WHAT TO PRODUCE
Copy out the data below as written; omit any images.

>>>

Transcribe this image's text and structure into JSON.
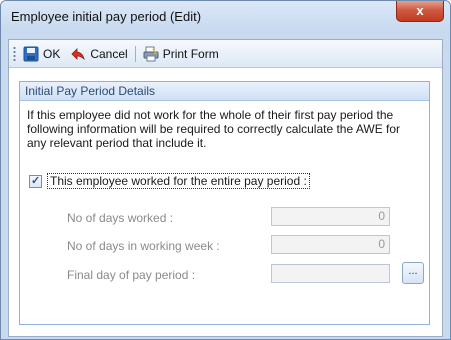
{
  "window": {
    "title": "Employee initial pay period (Edit)",
    "close_label": "x"
  },
  "toolbar": {
    "ok_label": "OK",
    "cancel_label": "Cancel",
    "print_label": "Print Form"
  },
  "group": {
    "header": "Initial Pay Period Details",
    "info_text": "If this employee did not work for the whole of their first pay period the following information will be required to correctly calculate the AWE for any relevant period that include it.",
    "checkbox_label": "This employee worked for the entire pay period :",
    "checkbox_checked": true,
    "fields": {
      "days_worked_label": "No of days worked :",
      "days_worked_value": "0",
      "days_week_label": "No of days in working week :",
      "days_week_value": "0",
      "final_day_label": "Final day of pay period :",
      "final_day_value": "",
      "browse_label": "..."
    }
  },
  "colors": {
    "accent": "#2d4a73",
    "close": "#c0391f",
    "disabled_text": "#8a8a8a"
  }
}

<<<

TASK OUTPUT
Transcribe this image's text and structure into JSON.
{
  "window": {
    "title": "Employee initial pay period (Edit)",
    "close_label": "x"
  },
  "toolbar": {
    "ok_label": "OK",
    "cancel_label": "Cancel",
    "print_label": "Print Form"
  },
  "group": {
    "header": "Initial Pay Period Details",
    "info_text": "If this employee did not work for the whole of their first pay period the following information will be required to correctly calculate the AWE for any relevant period that include it.",
    "checkbox_label": "This employee worked for the entire pay period :",
    "checkbox_checked": true,
    "fields": {
      "days_worked_label": "No of days worked :",
      "days_worked_value": "0",
      "days_week_label": "No of days in working week :",
      "days_week_value": "0",
      "final_day_label": "Final day of pay period :",
      "final_day_value": "",
      "browse_label": "..."
    }
  },
  "colors": {
    "accent": "#2d4a73",
    "close": "#c0391f",
    "disabled_text": "#8a8a8a"
  }
}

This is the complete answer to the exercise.